**Set task**
Using the material below, work out how many lines contain the word "Front". Reply with the number and nothing more.

======== Rows ========

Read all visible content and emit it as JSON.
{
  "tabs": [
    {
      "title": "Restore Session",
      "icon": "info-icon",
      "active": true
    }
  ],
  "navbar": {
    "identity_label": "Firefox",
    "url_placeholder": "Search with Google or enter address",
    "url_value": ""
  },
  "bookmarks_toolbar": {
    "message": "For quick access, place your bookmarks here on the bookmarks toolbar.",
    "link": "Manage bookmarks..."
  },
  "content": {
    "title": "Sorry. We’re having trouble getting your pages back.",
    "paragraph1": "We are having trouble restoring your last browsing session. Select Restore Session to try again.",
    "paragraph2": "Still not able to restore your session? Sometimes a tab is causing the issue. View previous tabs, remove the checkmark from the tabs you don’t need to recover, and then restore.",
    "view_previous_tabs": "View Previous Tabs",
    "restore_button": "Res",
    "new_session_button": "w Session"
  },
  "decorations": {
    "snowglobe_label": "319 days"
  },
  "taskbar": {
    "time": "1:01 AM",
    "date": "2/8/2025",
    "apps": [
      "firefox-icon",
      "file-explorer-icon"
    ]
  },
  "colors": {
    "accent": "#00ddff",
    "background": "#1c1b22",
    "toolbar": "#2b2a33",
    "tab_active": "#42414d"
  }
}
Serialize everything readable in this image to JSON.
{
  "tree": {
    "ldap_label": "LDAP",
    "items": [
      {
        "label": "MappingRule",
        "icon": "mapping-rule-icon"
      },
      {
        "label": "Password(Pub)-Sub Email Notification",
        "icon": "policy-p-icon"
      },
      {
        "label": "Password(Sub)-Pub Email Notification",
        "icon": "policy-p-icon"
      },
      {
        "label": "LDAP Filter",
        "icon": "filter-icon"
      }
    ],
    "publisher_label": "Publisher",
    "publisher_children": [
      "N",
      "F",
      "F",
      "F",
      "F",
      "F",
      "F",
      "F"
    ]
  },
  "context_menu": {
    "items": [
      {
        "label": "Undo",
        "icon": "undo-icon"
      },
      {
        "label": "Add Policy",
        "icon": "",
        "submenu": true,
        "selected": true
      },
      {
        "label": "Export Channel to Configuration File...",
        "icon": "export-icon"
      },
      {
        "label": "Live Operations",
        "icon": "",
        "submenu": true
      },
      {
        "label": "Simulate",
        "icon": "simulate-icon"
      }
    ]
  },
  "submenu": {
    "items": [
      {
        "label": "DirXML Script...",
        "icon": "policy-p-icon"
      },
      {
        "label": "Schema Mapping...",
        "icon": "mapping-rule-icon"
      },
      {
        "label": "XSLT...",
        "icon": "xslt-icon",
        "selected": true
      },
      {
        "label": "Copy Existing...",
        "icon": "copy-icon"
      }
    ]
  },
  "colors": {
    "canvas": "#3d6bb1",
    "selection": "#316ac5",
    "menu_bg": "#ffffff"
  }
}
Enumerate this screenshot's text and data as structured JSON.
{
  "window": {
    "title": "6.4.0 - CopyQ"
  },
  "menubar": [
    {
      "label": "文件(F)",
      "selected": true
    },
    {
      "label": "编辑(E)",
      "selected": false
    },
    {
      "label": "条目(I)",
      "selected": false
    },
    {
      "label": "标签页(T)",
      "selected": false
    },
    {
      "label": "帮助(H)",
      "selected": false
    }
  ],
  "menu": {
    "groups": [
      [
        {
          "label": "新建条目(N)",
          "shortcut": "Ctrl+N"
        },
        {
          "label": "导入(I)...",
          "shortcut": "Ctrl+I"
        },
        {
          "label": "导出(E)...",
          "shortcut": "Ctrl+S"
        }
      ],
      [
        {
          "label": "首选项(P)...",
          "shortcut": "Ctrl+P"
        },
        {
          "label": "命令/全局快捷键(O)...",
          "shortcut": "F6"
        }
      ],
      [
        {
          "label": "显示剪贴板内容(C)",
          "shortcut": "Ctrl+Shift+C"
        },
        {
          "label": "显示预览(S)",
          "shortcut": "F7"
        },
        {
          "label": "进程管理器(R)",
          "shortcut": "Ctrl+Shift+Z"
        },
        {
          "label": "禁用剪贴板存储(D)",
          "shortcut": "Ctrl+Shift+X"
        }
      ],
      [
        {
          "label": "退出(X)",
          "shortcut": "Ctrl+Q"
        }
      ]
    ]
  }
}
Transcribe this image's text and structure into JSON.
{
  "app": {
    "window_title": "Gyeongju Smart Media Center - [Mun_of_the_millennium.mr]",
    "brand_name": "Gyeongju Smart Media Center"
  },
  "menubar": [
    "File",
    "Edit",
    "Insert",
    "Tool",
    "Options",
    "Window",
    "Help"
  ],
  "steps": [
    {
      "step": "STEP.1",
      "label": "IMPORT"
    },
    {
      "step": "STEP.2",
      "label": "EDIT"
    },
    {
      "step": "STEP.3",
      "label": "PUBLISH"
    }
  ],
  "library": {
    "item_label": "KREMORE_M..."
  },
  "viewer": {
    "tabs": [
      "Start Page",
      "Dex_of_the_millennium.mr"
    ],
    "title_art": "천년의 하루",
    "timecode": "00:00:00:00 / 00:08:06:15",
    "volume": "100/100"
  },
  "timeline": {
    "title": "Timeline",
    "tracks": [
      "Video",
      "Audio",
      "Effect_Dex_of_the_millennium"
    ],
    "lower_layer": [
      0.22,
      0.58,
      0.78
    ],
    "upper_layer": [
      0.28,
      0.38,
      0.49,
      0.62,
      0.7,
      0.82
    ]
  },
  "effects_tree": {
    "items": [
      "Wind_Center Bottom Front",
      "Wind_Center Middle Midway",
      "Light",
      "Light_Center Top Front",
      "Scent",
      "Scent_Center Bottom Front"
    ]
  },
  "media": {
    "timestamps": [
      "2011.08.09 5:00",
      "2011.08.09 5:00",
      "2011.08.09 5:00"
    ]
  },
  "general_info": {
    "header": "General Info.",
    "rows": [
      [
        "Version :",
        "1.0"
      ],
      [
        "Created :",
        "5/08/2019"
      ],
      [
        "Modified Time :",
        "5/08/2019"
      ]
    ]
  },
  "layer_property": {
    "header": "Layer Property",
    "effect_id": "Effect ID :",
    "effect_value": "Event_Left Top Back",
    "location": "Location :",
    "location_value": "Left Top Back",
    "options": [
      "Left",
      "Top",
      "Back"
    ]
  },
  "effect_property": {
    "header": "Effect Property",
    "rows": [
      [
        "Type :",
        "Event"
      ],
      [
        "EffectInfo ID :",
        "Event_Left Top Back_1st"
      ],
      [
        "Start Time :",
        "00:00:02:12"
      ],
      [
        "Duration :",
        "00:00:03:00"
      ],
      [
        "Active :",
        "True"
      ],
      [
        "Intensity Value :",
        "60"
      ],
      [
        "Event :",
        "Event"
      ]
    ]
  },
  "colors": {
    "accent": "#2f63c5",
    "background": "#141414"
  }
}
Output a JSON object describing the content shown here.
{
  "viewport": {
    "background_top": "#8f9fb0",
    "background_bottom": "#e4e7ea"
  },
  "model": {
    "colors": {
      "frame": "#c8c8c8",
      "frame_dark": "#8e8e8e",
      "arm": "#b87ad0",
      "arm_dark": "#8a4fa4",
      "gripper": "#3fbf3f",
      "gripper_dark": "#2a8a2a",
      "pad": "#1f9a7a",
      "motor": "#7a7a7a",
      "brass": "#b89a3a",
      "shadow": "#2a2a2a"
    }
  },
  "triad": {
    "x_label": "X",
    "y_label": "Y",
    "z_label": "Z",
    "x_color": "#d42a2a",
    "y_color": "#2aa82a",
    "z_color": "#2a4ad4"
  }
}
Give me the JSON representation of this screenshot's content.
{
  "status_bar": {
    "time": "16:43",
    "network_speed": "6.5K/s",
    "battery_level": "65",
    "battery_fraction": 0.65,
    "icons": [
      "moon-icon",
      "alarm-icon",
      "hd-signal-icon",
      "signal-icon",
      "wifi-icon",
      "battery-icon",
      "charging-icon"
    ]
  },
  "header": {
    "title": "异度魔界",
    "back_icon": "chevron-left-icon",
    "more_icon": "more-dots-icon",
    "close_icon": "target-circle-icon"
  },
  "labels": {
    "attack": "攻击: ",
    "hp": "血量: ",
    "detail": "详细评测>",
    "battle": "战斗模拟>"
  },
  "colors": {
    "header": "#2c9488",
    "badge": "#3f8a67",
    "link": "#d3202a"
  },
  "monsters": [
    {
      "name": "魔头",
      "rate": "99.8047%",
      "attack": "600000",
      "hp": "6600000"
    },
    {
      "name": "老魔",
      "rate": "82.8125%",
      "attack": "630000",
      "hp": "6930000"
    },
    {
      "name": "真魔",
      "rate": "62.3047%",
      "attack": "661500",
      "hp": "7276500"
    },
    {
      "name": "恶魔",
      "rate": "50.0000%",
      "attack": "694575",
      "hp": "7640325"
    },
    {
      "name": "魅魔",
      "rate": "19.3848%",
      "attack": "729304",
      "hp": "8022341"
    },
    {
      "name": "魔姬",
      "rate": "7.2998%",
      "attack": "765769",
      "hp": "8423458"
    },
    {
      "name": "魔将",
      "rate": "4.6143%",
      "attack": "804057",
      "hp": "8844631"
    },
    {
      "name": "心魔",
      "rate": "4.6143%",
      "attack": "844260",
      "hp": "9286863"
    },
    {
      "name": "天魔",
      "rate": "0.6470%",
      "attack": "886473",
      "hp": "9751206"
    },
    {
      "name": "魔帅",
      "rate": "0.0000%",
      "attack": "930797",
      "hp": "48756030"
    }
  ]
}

========

**Answer for this exercise**
3